Exercise requirements =>
State the number of lines that contain the word "xlabel", and add nothing else.

Supplied data =>

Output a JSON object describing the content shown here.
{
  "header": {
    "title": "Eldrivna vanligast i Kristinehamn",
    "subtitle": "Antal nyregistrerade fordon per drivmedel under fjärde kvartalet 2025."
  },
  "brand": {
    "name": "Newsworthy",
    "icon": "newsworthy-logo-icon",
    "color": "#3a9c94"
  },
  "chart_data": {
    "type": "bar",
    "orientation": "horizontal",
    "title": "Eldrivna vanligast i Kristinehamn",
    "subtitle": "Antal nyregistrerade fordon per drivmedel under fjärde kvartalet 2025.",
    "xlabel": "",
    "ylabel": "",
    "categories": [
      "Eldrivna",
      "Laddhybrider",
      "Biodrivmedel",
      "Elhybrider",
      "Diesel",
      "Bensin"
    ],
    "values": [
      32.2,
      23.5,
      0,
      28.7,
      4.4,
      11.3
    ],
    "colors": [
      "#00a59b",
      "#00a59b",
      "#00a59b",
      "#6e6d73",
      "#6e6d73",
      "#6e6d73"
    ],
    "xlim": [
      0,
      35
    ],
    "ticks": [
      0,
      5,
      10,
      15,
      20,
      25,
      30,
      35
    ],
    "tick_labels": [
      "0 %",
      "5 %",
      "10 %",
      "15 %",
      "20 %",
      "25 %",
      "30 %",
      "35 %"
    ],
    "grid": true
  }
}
--
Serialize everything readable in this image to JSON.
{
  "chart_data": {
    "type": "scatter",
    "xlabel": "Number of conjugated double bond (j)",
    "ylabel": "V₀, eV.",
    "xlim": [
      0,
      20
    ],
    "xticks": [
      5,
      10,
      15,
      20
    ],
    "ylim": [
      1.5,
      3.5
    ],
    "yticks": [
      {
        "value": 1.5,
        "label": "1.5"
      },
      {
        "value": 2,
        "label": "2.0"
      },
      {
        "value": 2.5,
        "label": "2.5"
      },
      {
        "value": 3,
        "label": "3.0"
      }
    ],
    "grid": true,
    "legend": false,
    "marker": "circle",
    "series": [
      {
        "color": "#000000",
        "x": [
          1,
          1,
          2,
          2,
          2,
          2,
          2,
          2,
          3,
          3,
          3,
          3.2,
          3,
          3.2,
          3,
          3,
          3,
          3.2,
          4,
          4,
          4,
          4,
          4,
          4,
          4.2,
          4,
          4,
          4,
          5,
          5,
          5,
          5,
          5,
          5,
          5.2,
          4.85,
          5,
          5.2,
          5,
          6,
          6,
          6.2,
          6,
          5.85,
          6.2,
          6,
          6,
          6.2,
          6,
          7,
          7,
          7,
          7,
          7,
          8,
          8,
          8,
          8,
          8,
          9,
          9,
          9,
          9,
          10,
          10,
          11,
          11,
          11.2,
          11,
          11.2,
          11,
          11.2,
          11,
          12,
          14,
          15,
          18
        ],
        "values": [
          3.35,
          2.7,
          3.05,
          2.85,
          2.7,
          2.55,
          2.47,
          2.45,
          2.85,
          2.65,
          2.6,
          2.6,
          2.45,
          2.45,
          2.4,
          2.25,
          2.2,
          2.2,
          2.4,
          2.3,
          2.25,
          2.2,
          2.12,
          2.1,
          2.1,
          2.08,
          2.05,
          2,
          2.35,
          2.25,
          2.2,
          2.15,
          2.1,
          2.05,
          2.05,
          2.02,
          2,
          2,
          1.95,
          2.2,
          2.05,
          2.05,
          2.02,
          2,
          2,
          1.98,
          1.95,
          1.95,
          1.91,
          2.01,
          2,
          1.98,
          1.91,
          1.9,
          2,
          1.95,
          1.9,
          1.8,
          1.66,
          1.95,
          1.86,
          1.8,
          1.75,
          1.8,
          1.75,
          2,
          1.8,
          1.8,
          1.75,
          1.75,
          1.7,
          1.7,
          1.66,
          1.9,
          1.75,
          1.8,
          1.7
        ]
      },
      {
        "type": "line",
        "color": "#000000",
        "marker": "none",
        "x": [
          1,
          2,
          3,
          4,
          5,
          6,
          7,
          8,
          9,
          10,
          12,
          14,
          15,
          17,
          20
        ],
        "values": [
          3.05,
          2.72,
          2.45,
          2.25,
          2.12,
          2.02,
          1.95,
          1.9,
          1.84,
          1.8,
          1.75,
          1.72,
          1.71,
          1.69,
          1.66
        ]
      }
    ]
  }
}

Result of this exercise =>
2